++++ EXERCISE MATERIALS ++++

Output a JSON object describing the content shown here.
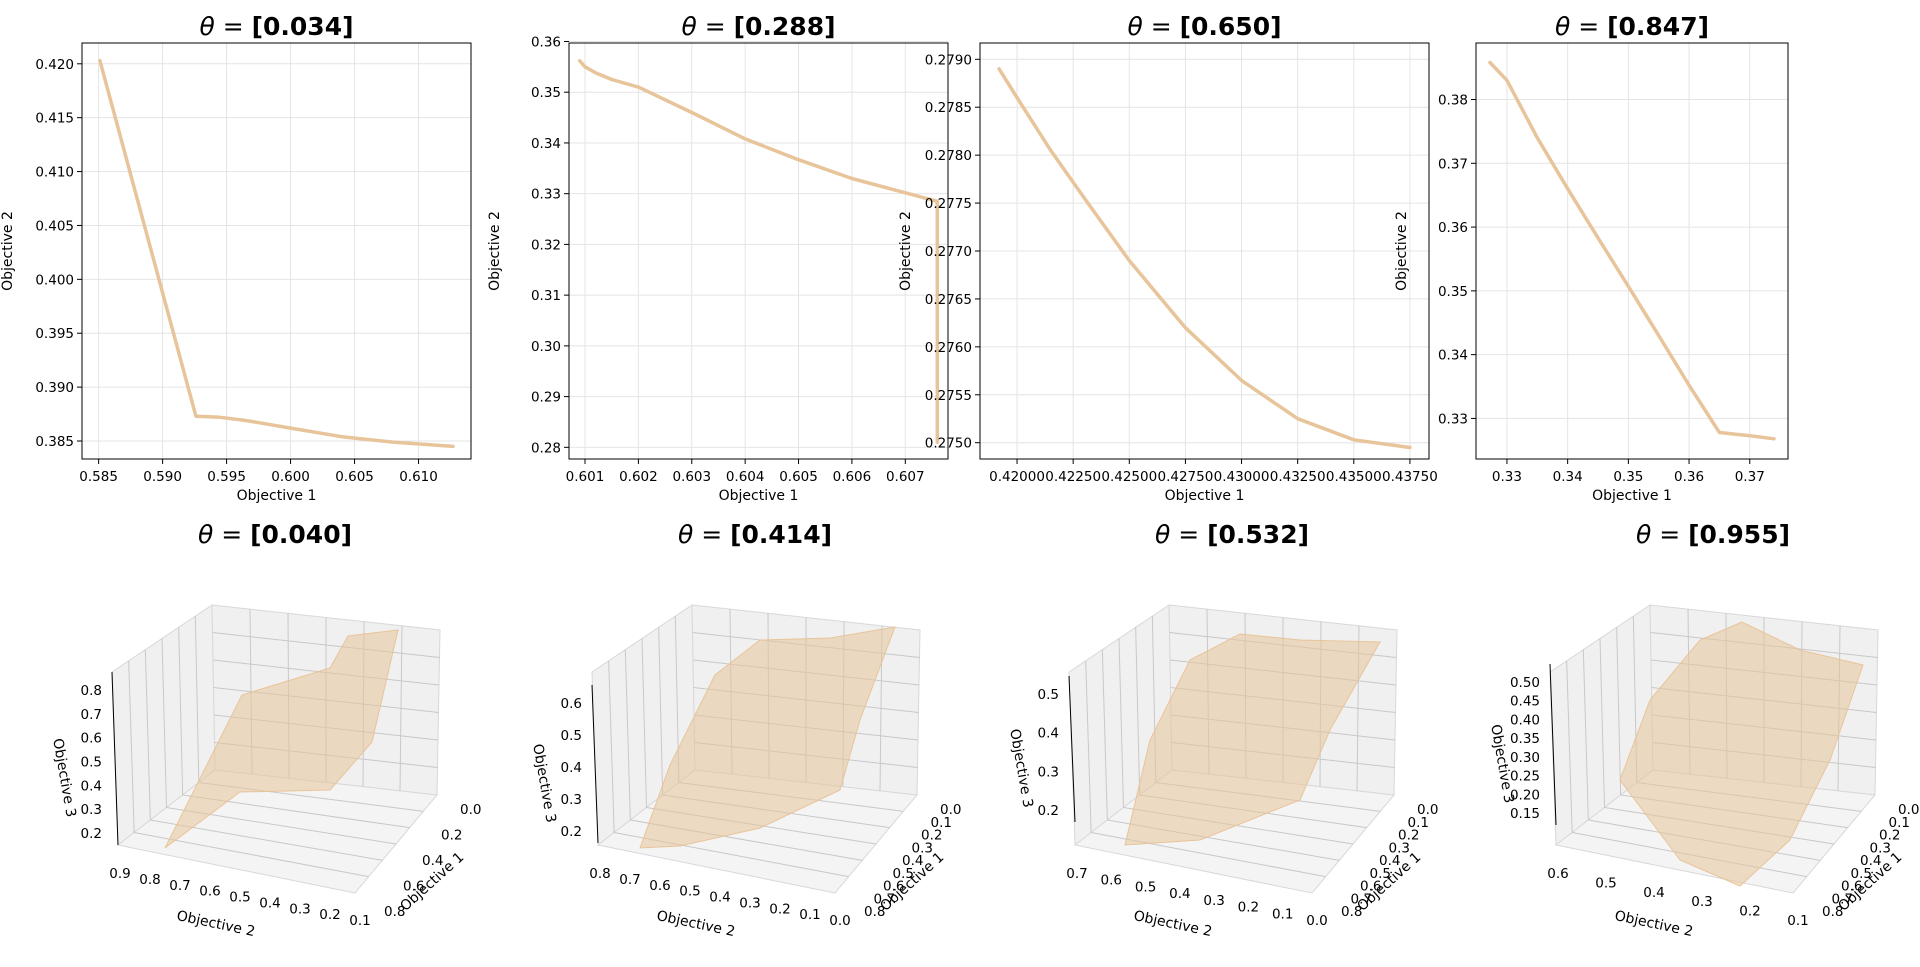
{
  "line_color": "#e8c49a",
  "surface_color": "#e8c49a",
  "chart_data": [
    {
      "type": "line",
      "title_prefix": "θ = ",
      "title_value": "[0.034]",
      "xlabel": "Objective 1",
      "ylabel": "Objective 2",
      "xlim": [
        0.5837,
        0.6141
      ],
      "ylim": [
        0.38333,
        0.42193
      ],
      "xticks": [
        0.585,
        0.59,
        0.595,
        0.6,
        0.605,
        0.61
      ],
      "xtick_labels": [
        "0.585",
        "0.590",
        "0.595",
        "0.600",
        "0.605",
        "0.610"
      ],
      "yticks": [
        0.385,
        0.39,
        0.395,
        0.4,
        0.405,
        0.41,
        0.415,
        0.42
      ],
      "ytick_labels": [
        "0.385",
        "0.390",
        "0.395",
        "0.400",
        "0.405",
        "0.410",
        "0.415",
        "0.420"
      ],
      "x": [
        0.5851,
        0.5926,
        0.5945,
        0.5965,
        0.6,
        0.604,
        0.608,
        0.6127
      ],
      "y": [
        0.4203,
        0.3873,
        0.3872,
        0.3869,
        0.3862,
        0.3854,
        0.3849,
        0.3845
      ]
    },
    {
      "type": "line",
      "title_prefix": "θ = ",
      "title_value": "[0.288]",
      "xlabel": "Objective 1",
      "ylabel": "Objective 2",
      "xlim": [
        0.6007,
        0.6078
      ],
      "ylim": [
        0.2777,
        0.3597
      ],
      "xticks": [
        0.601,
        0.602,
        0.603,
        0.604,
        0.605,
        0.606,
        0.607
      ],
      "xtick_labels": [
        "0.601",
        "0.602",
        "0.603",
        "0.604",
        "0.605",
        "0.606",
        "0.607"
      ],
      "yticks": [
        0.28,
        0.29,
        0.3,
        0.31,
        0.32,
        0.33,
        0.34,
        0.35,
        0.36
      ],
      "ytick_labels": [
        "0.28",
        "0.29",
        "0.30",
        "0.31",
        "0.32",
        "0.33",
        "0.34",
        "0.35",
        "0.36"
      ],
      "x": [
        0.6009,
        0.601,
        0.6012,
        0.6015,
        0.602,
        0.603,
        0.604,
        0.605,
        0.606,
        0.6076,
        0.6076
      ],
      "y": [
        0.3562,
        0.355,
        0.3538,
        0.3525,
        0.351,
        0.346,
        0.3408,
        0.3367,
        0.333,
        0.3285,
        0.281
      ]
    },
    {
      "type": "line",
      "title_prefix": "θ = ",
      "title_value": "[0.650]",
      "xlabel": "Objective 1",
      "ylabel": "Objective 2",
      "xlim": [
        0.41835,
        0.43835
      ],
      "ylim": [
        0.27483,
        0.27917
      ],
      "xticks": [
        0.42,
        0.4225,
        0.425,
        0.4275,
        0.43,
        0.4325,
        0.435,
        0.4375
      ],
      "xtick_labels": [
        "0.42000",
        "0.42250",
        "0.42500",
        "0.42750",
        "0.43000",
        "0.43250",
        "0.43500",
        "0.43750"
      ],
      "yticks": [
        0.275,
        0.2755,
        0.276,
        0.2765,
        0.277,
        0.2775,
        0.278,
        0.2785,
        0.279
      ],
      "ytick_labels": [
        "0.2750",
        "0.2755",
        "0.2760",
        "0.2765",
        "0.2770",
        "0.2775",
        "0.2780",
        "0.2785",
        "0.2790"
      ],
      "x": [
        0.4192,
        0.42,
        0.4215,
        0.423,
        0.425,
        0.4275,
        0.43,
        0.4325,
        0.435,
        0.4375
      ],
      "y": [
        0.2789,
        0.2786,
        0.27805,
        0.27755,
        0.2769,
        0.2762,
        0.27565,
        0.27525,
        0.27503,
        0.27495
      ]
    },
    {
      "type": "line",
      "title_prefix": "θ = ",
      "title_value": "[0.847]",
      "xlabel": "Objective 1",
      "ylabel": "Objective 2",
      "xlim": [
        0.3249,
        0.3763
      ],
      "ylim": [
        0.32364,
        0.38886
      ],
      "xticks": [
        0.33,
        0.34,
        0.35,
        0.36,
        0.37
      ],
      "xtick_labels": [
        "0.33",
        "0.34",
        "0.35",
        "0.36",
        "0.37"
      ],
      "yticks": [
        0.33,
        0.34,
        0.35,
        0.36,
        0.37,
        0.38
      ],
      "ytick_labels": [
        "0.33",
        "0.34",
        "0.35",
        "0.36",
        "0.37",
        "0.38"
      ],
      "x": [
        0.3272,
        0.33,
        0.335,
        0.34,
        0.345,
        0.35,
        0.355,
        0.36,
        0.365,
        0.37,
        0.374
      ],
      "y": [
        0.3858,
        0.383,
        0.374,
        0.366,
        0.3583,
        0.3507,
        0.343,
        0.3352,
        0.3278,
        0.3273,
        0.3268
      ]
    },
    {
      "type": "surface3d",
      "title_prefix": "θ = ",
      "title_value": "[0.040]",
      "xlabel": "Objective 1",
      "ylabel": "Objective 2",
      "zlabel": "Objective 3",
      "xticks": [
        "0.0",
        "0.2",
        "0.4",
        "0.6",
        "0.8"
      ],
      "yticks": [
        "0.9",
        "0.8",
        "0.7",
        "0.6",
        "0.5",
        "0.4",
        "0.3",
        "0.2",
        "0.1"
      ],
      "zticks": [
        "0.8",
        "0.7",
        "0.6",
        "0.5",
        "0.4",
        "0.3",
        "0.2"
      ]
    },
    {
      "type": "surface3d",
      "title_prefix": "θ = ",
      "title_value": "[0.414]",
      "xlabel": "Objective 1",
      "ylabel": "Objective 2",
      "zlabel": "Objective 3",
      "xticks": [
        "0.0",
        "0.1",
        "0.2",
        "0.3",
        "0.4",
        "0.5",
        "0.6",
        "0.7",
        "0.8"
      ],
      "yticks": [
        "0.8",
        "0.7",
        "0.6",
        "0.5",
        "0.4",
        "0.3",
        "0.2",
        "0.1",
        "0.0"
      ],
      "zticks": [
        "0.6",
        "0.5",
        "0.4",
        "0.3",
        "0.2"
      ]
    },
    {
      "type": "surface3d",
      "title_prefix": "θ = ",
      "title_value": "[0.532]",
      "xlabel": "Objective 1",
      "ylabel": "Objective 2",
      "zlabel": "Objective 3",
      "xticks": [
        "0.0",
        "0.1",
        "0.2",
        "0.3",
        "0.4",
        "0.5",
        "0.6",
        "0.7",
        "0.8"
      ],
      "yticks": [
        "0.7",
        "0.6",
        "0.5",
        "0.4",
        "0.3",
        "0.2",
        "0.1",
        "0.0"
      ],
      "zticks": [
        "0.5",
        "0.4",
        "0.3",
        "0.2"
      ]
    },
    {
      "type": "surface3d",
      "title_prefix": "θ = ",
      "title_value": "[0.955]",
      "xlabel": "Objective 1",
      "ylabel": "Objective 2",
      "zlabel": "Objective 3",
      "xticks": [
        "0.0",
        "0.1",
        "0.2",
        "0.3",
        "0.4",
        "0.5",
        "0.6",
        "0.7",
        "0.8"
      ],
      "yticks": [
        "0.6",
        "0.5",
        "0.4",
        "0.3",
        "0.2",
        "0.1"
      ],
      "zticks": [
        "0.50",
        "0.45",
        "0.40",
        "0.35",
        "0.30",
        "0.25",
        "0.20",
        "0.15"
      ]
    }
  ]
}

++++

■ WORK TO DO
Skip every picture and transcribe the data above exactly.

■ SOLVED PROBLEM
Output a JSON object describing the content shown here.
{
  "line_color": "#e8c49a",
  "surface_color": "#e8c49a",
  "chart_data": [
    {
      "type": "line",
      "title_prefix": "θ = ",
      "title_value": "[0.034]",
      "xlabel": "Objective 1",
      "ylabel": "Objective 2",
      "xlim": [
        0.5837,
        0.6141
      ],
      "ylim": [
        0.38333,
        0.42193
      ],
      "xticks": [
        0.585,
        0.59,
        0.595,
        0.6,
        0.605,
        0.61
      ],
      "xtick_labels": [
        "0.585",
        "0.590",
        "0.595",
        "0.600",
        "0.605",
        "0.610"
      ],
      "yticks": [
        0.385,
        0.39,
        0.395,
        0.4,
        0.405,
        0.41,
        0.415,
        0.42
      ],
      "ytick_labels": [
        "0.385",
        "0.390",
        "0.395",
        "0.400",
        "0.405",
        "0.410",
        "0.415",
        "0.420"
      ],
      "x": [
        0.5851,
        0.5926,
        0.5945,
        0.5965,
        0.6,
        0.604,
        0.608,
        0.6127
      ],
      "y": [
        0.4203,
        0.3873,
        0.3872,
        0.3869,
        0.3862,
        0.3854,
        0.3849,
        0.3845
      ]
    },
    {
      "type": "line",
      "title_prefix": "θ = ",
      "title_value": "[0.288]",
      "xlabel": "Objective 1",
      "ylabel": "Objective 2",
      "xlim": [
        0.6007,
        0.6078
      ],
      "ylim": [
        0.2777,
        0.3597
      ],
      "xticks": [
        0.601,
        0.602,
        0.603,
        0.604,
        0.605,
        0.606,
        0.607
      ],
      "xtick_labels": [
        "0.601",
        "0.602",
        "0.603",
        "0.604",
        "0.605",
        "0.606",
        "0.607"
      ],
      "yticks": [
        0.28,
        0.29,
        0.3,
        0.31,
        0.32,
        0.33,
        0.34,
        0.35,
        0.36
      ],
      "ytick_labels": [
        "0.28",
        "0.29",
        "0.30",
        "0.31",
        "0.32",
        "0.33",
        "0.34",
        "0.35",
        "0.36"
      ],
      "x": [
        0.6009,
        0.601,
        0.6012,
        0.6015,
        0.602,
        0.603,
        0.604,
        0.605,
        0.606,
        0.6076,
        0.6076
      ],
      "y": [
        0.3562,
        0.355,
        0.3538,
        0.3525,
        0.351,
        0.346,
        0.3408,
        0.3367,
        0.333,
        0.3285,
        0.281
      ]
    },
    {
      "type": "line",
      "title_prefix": "θ = ",
      "title_value": "[0.650]",
      "xlabel": "Objective 1",
      "ylabel": "Objective 2",
      "xlim": [
        0.41835,
        0.43835
      ],
      "ylim": [
        0.27483,
        0.27917
      ],
      "xticks": [
        0.42,
        0.4225,
        0.425,
        0.4275,
        0.43,
        0.4325,
        0.435,
        0.4375
      ],
      "xtick_labels": [
        "0.42000",
        "0.42250",
        "0.42500",
        "0.42750",
        "0.43000",
        "0.43250",
        "0.43500",
        "0.43750"
      ],
      "yticks": [
        0.275,
        0.2755,
        0.276,
        0.2765,
        0.277,
        0.2775,
        0.278,
        0.2785,
        0.279
      ],
      "ytick_labels": [
        "0.2750",
        "0.2755",
        "0.2760",
        "0.2765",
        "0.2770",
        "0.2775",
        "0.2780",
        "0.2785",
        "0.2790"
      ],
      "x": [
        0.4192,
        0.42,
        0.4215,
        0.423,
        0.425,
        0.4275,
        0.43,
        0.4325,
        0.435,
        0.4375
      ],
      "y": [
        0.2789,
        0.2786,
        0.27805,
        0.27755,
        0.2769,
        0.2762,
        0.27565,
        0.27525,
        0.27503,
        0.27495
      ]
    },
    {
      "type": "line",
      "title_prefix": "θ = ",
      "title_value": "[0.847]",
      "xlabel": "Objective 1",
      "ylabel": "Objective 2",
      "xlim": [
        0.3249,
        0.3763
      ],
      "ylim": [
        0.32364,
        0.38886
      ],
      "xticks": [
        0.33,
        0.34,
        0.35,
        0.36,
        0.37
      ],
      "xtick_labels": [
        "0.33",
        "0.34",
        "0.35",
        "0.36",
        "0.37"
      ],
      "yticks": [
        0.33,
        0.34,
        0.35,
        0.36,
        0.37,
        0.38
      ],
      "ytick_labels": [
        "0.33",
        "0.34",
        "0.35",
        "0.36",
        "0.37",
        "0.38"
      ],
      "x": [
        0.3272,
        0.33,
        0.335,
        0.34,
        0.345,
        0.35,
        0.355,
        0.36,
        0.365,
        0.37,
        0.374
      ],
      "y": [
        0.3858,
        0.383,
        0.374,
        0.366,
        0.3583,
        0.3507,
        0.343,
        0.3352,
        0.3278,
        0.3273,
        0.3268
      ]
    },
    {
      "type": "surface3d",
      "title_prefix": "θ = ",
      "title_value": "[0.040]",
      "xlabel": "Objective 1",
      "ylabel": "Objective 2",
      "zlabel": "Objective 3",
      "xticks": [
        "0.0",
        "0.2",
        "0.4",
        "0.6",
        "0.8"
      ],
      "yticks": [
        "0.9",
        "0.8",
        "0.7",
        "0.6",
        "0.5",
        "0.4",
        "0.3",
        "0.2",
        "0.1"
      ],
      "zticks": [
        "0.8",
        "0.7",
        "0.6",
        "0.5",
        "0.4",
        "0.3",
        "0.2"
      ]
    },
    {
      "type": "surface3d",
      "title_prefix": "θ = ",
      "title_value": "[0.414]",
      "xlabel": "Objective 1",
      "ylabel": "Objective 2",
      "zlabel": "Objective 3",
      "xticks": [
        "0.0",
        "0.1",
        "0.2",
        "0.3",
        "0.4",
        "0.5",
        "0.6",
        "0.7",
        "0.8"
      ],
      "yticks": [
        "0.8",
        "0.7",
        "0.6",
        "0.5",
        "0.4",
        "0.3",
        "0.2",
        "0.1",
        "0.0"
      ],
      "zticks": [
        "0.6",
        "0.5",
        "0.4",
        "0.3",
        "0.2"
      ]
    },
    {
      "type": "surface3d",
      "title_prefix": "θ = ",
      "title_value": "[0.532]",
      "xlabel": "Objective 1",
      "ylabel": "Objective 2",
      "zlabel": "Objective 3",
      "xticks": [
        "0.0",
        "0.1",
        "0.2",
        "0.3",
        "0.4",
        "0.5",
        "0.6",
        "0.7",
        "0.8"
      ],
      "yticks": [
        "0.7",
        "0.6",
        "0.5",
        "0.4",
        "0.3",
        "0.2",
        "0.1",
        "0.0"
      ],
      "zticks": [
        "0.5",
        "0.4",
        "0.3",
        "0.2"
      ]
    },
    {
      "type": "surface3d",
      "title_prefix": "θ = ",
      "title_value": "[0.955]",
      "xlabel": "Objective 1",
      "ylabel": "Objective 2",
      "zlabel": "Objective 3",
      "xticks": [
        "0.0",
        "0.1",
        "0.2",
        "0.3",
        "0.4",
        "0.5",
        "0.6",
        "0.7",
        "0.8"
      ],
      "yticks": [
        "0.6",
        "0.5",
        "0.4",
        "0.3",
        "0.2",
        "0.1"
      ],
      "zticks": [
        "0.50",
        "0.45",
        "0.40",
        "0.35",
        "0.30",
        "0.25",
        "0.20",
        "0.15"
      ]
    }
  ]
}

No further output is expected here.